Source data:
________________________

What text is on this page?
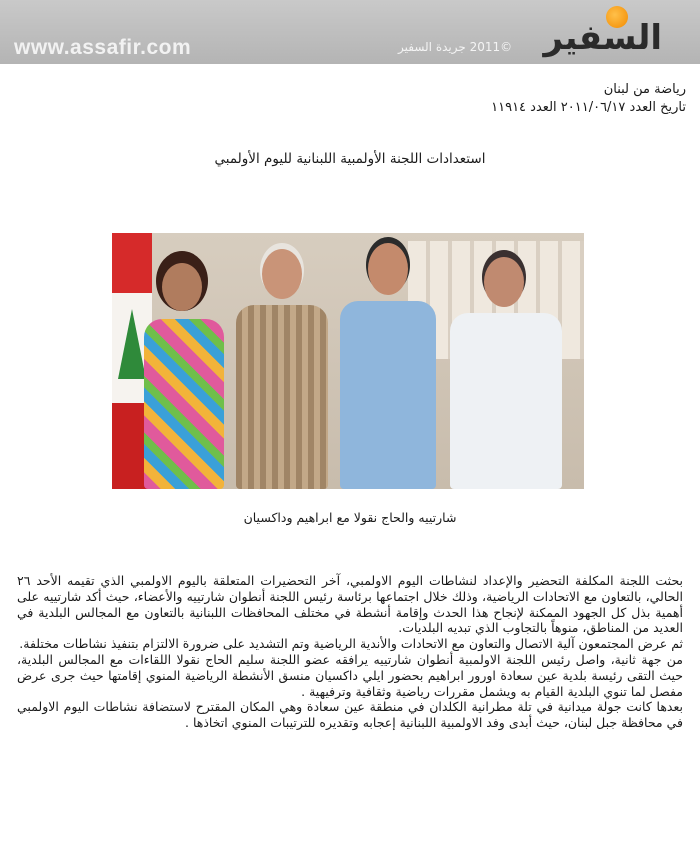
www.assafir.com	©2011 جريدة السفير السفير
رياضة من لبنان
تاريخ العدد ٢٠١١/٠٦/١٧ العدد ١١٩١٤
استعدادات اللجنة الأولمبية اللبنانية لليوم الأولمبي
شارتييه والحاج نقولا مع ابراهيم وداكسيان

بحثت اللجنة المكلفة التحضير والإعداد لنشاطات اليوم الاولمبي، آخر التحضيرات المتعلقة باليوم الاولمبي الذي تقيمه الأحد ٢٦ الحالي، بالتعاون مع الاتحادات الرياضية، وذلك خلال اجتماعها برئاسة رئيس اللجنة أنطوان شارتييه والأعضاء، حيث أكد شارتييه على أهمية بذل كل الجهود الممكنة لإنجاح هذا الحدث وإقامة أنشطة في مختلف المحافظات اللبنانية بالتعاون مع المجالس البلدية في العديد من المناطق، منوهاً بالتجاوب الذي تبديه البلديات.

ثم عرض المجتمعون آلية الاتصال والتعاون مع الاتحادات والأندية الرياضية وتم التشديد على ضرورة الالتزام بتنفيذ نشاطات مختلفة.

من جهة ثانية، واصل رئيس اللجنة الاولمبية أنطوان شارتييه يرافقه عضو اللجنة سليم الحاج نقولا اللقاءات مع المجالس البلدية، حيث التقى رئيسة بلدية عين سعادة اورور ابراهيم بحضور ايلي داكسيان منسق الأنشطة الرياضية المنوي إقامتها حيث جرى عرض مفصل لما تنوي البلدية القيام به ويشمل مقررات رياضية وثقافية وترفيهية .

بعدها كانت جولة ميدانية في تلة مطرانية الكلدان في منطقة عين سعادة وهي المكان المقترح لاستضافة نشاطات اليوم الاولمبي في محافظة جبل لبنان، حيث أبدى وفد الاولمبية اللبنانية إعجابه وتقديره للترتيبات المنوي اتخاذها .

________________________

WRITTEN INSTRUCTION:
Return all of the data exactly as written, and drop the pictures.

ANSWER IN FULL:
What text is on this page?
www.assafir.com	©2011 جريدة السفير السفير
رياضة من لبنان
تاريخ العدد ٢٠١١/٠٦/١٧ العدد ١١٩١٤
استعدادات اللجنة الأولمبية اللبنانية لليوم الأولمبي
شارتييه والحاج نقولا مع ابراهيم وداكسيان

بحثت اللجنة المكلفة التحضير والإعداد لنشاطات اليوم الاولمبي، آخر التحضيرات المتعلقة باليوم الاولمبي الذي تقيمه الأحد ٢٦ الحالي، بالتعاون مع الاتحادات الرياضية، وذلك خلال اجتماعها برئاسة رئيس اللجنة أنطوان شارتييه والأعضاء، حيث أكد شارتييه على أهمية بذل كل الجهود الممكنة لإنجاح هذا الحدث وإقامة أنشطة في مختلف المحافظات اللبنانية بالتعاون مع المجالس البلدية في العديد من المناطق، منوهاً بالتجاوب الذي تبديه البلديات.

ثم عرض المجتمعون آلية الاتصال والتعاون مع الاتحادات والأندية الرياضية وتم التشديد على ضرورة الالتزام بتنفيذ نشاطات مختلفة.

من جهة ثانية، واصل رئيس اللجنة الاولمبية أنطوان شارتييه يرافقه عضو اللجنة سليم الحاج نقولا اللقاءات مع المجالس البلدية، حيث التقى رئيسة بلدية عين سعادة اورور ابراهيم بحضور ايلي داكسيان منسق الأنشطة الرياضية المنوي إقامتها حيث جرى عرض مفصل لما تنوي البلدية القيام به ويشمل مقررات رياضية وثقافية وترفيهية .

بعدها كانت جولة ميدانية في تلة مطرانية الكلدان في منطقة عين سعادة وهي المكان المقترح لاستضافة نشاطات اليوم الاولمبي في محافظة جبل لبنان، حيث أبدى وفد الاولمبية اللبنانية إعجابه وتقديره للترتيبات المنوي اتخاذها .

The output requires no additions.